Task goal
Write out every record below exactly as it appears.

Items listed in a dataset:
________________

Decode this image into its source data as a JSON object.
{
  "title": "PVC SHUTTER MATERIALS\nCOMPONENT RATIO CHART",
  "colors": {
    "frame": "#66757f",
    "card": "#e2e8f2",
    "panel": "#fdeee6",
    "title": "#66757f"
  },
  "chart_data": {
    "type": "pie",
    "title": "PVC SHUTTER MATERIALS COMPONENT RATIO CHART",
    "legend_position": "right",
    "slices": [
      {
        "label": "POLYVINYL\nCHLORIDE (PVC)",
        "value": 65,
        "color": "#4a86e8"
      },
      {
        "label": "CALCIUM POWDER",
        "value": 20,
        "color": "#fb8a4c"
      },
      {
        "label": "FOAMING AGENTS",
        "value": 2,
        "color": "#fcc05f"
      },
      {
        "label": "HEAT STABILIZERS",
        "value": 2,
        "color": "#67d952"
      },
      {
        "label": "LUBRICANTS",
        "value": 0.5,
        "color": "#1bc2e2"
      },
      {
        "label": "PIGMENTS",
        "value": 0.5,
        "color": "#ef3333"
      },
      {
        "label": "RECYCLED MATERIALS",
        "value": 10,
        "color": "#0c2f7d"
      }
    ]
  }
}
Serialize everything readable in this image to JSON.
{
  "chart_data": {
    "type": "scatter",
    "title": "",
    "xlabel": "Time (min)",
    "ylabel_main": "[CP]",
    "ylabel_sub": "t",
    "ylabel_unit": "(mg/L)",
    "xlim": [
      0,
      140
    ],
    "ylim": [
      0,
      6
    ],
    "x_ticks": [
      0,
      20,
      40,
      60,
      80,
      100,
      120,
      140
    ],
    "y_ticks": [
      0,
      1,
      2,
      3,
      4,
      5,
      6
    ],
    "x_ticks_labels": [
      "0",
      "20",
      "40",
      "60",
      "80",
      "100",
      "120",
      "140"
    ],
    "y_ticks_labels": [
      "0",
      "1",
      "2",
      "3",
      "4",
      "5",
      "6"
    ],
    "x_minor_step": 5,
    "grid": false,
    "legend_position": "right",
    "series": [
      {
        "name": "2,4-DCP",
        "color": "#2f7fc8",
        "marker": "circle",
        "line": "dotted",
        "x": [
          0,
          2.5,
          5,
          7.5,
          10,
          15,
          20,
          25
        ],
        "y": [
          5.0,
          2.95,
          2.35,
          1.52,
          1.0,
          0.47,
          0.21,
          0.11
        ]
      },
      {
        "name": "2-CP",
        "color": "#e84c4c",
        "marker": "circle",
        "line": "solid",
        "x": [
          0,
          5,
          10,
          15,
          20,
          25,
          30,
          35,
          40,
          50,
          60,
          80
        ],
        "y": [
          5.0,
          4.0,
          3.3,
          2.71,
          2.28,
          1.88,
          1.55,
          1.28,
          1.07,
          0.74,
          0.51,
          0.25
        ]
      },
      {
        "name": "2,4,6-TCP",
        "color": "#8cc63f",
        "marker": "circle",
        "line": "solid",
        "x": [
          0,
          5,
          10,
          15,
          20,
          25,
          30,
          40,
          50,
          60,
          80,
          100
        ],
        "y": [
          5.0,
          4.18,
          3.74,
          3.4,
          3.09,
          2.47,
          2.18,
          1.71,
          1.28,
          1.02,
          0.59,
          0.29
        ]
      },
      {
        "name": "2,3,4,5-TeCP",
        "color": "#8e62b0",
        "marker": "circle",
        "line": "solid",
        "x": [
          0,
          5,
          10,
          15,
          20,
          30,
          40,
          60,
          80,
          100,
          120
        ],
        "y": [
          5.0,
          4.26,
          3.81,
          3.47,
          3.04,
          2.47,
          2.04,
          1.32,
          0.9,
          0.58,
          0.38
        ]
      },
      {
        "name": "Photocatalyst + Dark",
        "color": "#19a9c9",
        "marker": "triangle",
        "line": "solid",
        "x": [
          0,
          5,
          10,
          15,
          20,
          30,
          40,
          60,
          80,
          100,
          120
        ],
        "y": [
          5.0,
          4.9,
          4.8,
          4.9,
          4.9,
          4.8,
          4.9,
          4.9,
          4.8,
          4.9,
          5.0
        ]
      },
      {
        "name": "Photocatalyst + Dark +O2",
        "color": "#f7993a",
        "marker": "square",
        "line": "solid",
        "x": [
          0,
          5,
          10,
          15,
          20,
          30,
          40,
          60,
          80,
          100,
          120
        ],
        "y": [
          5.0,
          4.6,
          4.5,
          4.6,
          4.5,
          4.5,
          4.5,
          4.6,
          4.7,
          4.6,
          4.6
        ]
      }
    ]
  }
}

________________

Task solution
Decode this image into its source data as a JSON object.
{
  "title": "PVC SHUTTER MATERIALS\nCOMPONENT RATIO CHART",
  "colors": {
    "frame": "#66757f",
    "card": "#e2e8f2",
    "panel": "#fdeee6",
    "title": "#66757f"
  },
  "chart_data": {
    "type": "pie",
    "title": "PVC SHUTTER MATERIALS COMPONENT RATIO CHART",
    "legend_position": "right",
    "slices": [
      {
        "label": "POLYVINYL\nCHLORIDE (PVC)",
        "value": 65,
        "color": "#4a86e8"
      },
      {
        "label": "CALCIUM POWDER",
        "value": 20,
        "color": "#fb8a4c"
      },
      {
        "label": "FOAMING AGENTS",
        "value": 2,
        "color": "#fcc05f"
      },
      {
        "label": "HEAT STABILIZERS",
        "value": 2,
        "color": "#67d952"
      },
      {
        "label": "LUBRICANTS",
        "value": 0.5,
        "color": "#1bc2e2"
      },
      {
        "label": "PIGMENTS",
        "value": 0.5,
        "color": "#ef3333"
      },
      {
        "label": "RECYCLED MATERIALS",
        "value": 10,
        "color": "#0c2f7d"
      }
    ]
  }
}
Serialize everything readable in this image to JSON.
{
  "chart_data": {
    "type": "scatter",
    "title": "",
    "xlabel": "Time (min)",
    "ylabel_main": "[CP]",
    "ylabel_sub": "t",
    "ylabel_unit": "(mg/L)",
    "xlim": [
      0,
      140
    ],
    "ylim": [
      0,
      6
    ],
    "x_ticks": [
      0,
      20,
      40,
      60,
      80,
      100,
      120,
      140
    ],
    "y_ticks": [
      0,
      1,
      2,
      3,
      4,
      5,
      6
    ],
    "x_ticks_labels": [
      "0",
      "20",
      "40",
      "60",
      "80",
      "100",
      "120",
      "140"
    ],
    "y_ticks_labels": [
      "0",
      "1",
      "2",
      "3",
      "4",
      "5",
      "6"
    ],
    "x_minor_step": 5,
    "grid": false,
    "legend_position": "right",
    "series": [
      {
        "name": "2,4-DCP",
        "color": "#2f7fc8",
        "marker": "circle",
        "line": "dotted",
        "x": [
          0,
          2.5,
          5,
          7.5,
          10,
          15,
          20,
          25
        ],
        "y": [
          5.0,
          2.95,
          2.35,
          1.52,
          1.0,
          0.47,
          0.21,
          0.11
        ]
      },
      {
        "name": "2-CP",
        "color": "#e84c4c",
        "marker": "circle",
        "line": "solid",
        "x": [
          0,
          5,
          10,
          15,
          20,
          25,
          30,
          35,
          40,
          50,
          60,
          80
        ],
        "y": [
          5.0,
          4.0,
          3.3,
          2.71,
          2.28,
          1.88,
          1.55,
          1.28,
          1.07,
          0.74,
          0.51,
          0.25
        ]
      },
      {
        "name": "2,4,6-TCP",
        "color": "#8cc63f",
        "marker": "circle",
        "line": "solid",
        "x": [
          0,
          5,
          10,
          15,
          20,
          25,
          30,
          40,
          50,
          60,
          80,
          100
        ],
        "y": [
          5.0,
          4.18,
          3.74,
          3.4,
          3.09,
          2.47,
          2.18,
          1.71,
          1.28,
          1.02,
          0.59,
          0.29
        ]
      },
      {
        "name": "2,3,4,5-TeCP",
        "color": "#8e62b0",
        "marker": "circle",
        "line": "solid",
        "x": [
          0,
          5,
          10,
          15,
          20,
          30,
          40,
          60,
          80,
          100,
          120
        ],
        "y": [
          5.0,
          4.26,
          3.81,
          3.47,
          3.04,
          2.47,
          2.04,
          1.32,
          0.9,
          0.58,
          0.38
        ]
      },
      {
        "name": "Photocatalyst + Dark",
        "color": "#19a9c9",
        "marker": "triangle",
        "line": "solid",
        "x": [
          0,
          5,
          10,
          15,
          20,
          30,
          40,
          60,
          80,
          100,
          120
        ],
        "y": [
          5.0,
          4.9,
          4.8,
          4.9,
          4.9,
          4.8,
          4.9,
          4.9,
          4.8,
          4.9,
          5.0
        ]
      },
      {
        "name": "Photocatalyst + Dark +O2",
        "color": "#f7993a",
        "marker": "square",
        "line": "solid",
        "x": [
          0,
          5,
          10,
          15,
          20,
          30,
          40,
          60,
          80,
          100,
          120
        ],
        "y": [
          5.0,
          4.6,
          4.5,
          4.6,
          4.5,
          4.5,
          4.5,
          4.6,
          4.7,
          4.6,
          4.6
        ]
      }
    ]
  }
}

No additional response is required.